• _Data provided_
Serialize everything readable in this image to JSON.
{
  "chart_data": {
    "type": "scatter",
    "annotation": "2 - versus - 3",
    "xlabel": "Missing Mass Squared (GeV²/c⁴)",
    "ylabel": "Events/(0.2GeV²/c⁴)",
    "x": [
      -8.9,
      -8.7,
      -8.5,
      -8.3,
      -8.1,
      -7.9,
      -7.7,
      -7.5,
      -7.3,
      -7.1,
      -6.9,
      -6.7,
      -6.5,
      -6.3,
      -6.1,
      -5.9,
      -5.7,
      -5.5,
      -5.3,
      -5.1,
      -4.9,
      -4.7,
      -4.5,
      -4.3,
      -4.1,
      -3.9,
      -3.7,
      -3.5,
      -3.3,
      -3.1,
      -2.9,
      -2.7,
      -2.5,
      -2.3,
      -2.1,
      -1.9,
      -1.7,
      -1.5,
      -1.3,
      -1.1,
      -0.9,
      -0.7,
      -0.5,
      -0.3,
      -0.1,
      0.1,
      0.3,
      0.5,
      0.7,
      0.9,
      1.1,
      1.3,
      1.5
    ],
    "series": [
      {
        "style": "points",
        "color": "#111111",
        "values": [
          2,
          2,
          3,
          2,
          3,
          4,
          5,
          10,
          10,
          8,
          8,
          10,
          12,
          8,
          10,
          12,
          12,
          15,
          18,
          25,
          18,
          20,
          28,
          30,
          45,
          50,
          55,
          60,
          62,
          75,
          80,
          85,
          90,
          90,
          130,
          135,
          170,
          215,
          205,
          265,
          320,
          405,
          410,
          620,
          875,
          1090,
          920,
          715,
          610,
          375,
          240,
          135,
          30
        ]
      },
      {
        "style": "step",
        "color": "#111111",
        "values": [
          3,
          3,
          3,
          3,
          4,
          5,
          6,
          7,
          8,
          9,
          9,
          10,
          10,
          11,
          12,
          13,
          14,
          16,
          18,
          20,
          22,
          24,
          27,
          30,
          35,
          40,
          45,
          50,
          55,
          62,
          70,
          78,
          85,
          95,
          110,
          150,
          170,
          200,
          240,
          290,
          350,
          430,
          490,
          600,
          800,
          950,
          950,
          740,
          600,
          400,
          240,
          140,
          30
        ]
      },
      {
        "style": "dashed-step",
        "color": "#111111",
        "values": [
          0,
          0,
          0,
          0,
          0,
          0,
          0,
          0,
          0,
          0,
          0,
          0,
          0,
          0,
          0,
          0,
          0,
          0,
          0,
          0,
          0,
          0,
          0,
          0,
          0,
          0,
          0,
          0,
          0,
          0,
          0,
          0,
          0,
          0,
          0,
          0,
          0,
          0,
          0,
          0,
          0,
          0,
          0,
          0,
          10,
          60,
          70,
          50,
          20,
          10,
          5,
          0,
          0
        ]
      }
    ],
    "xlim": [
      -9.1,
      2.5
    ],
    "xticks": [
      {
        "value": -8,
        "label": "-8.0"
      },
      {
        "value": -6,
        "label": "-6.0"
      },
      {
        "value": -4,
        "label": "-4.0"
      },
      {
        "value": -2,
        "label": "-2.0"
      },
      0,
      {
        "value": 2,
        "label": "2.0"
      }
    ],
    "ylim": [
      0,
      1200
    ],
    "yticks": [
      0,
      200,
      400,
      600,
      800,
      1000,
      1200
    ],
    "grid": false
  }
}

• _Given request_
The records above should be repeated in full, exactly as given.

• _The answer_
Serialize everything readable in this image to JSON.
{
  "chart_data": {
    "type": "scatter",
    "annotation": "2 - versus - 3",
    "xlabel": "Missing Mass Squared (GeV²/c⁴)",
    "ylabel": "Events/(0.2GeV²/c⁴)",
    "x": [
      -8.9,
      -8.7,
      -8.5,
      -8.3,
      -8.1,
      -7.9,
      -7.7,
      -7.5,
      -7.3,
      -7.1,
      -6.9,
      -6.7,
      -6.5,
      -6.3,
      -6.1,
      -5.9,
      -5.7,
      -5.5,
      -5.3,
      -5.1,
      -4.9,
      -4.7,
      -4.5,
      -4.3,
      -4.1,
      -3.9,
      -3.7,
      -3.5,
      -3.3,
      -3.1,
      -2.9,
      -2.7,
      -2.5,
      -2.3,
      -2.1,
      -1.9,
      -1.7,
      -1.5,
      -1.3,
      -1.1,
      -0.9,
      -0.7,
      -0.5,
      -0.3,
      -0.1,
      0.1,
      0.3,
      0.5,
      0.7,
      0.9,
      1.1,
      1.3,
      1.5
    ],
    "series": [
      {
        "style": "points",
        "color": "#111111",
        "values": [
          2,
          2,
          3,
          2,
          3,
          4,
          5,
          10,
          10,
          8,
          8,
          10,
          12,
          8,
          10,
          12,
          12,
          15,
          18,
          25,
          18,
          20,
          28,
          30,
          45,
          50,
          55,
          60,
          62,
          75,
          80,
          85,
          90,
          90,
          130,
          135,
          170,
          215,
          205,
          265,
          320,
          405,
          410,
          620,
          875,
          1090,
          920,
          715,
          610,
          375,
          240,
          135,
          30
        ]
      },
      {
        "style": "step",
        "color": "#111111",
        "values": [
          3,
          3,
          3,
          3,
          4,
          5,
          6,
          7,
          8,
          9,
          9,
          10,
          10,
          11,
          12,
          13,
          14,
          16,
          18,
          20,
          22,
          24,
          27,
          30,
          35,
          40,
          45,
          50,
          55,
          62,
          70,
          78,
          85,
          95,
          110,
          150,
          170,
          200,
          240,
          290,
          350,
          430,
          490,
          600,
          800,
          950,
          950,
          740,
          600,
          400,
          240,
          140,
          30
        ]
      },
      {
        "style": "dashed-step",
        "color": "#111111",
        "values": [
          0,
          0,
          0,
          0,
          0,
          0,
          0,
          0,
          0,
          0,
          0,
          0,
          0,
          0,
          0,
          0,
          0,
          0,
          0,
          0,
          0,
          0,
          0,
          0,
          0,
          0,
          0,
          0,
          0,
          0,
          0,
          0,
          0,
          0,
          0,
          0,
          0,
          0,
          0,
          0,
          0,
          0,
          0,
          0,
          10,
          60,
          70,
          50,
          20,
          10,
          5,
          0,
          0
        ]
      }
    ],
    "xlim": [
      -9.1,
      2.5
    ],
    "xticks": [
      {
        "value": -8,
        "label": "-8.0"
      },
      {
        "value": -6,
        "label": "-6.0"
      },
      {
        "value": -4,
        "label": "-4.0"
      },
      {
        "value": -2,
        "label": "-2.0"
      },
      0,
      {
        "value": 2,
        "label": "2.0"
      }
    ],
    "ylim": [
      0,
      1200
    ],
    "yticks": [
      0,
      200,
      400,
      600,
      800,
      1000,
      1200
    ],
    "grid": false
  }
}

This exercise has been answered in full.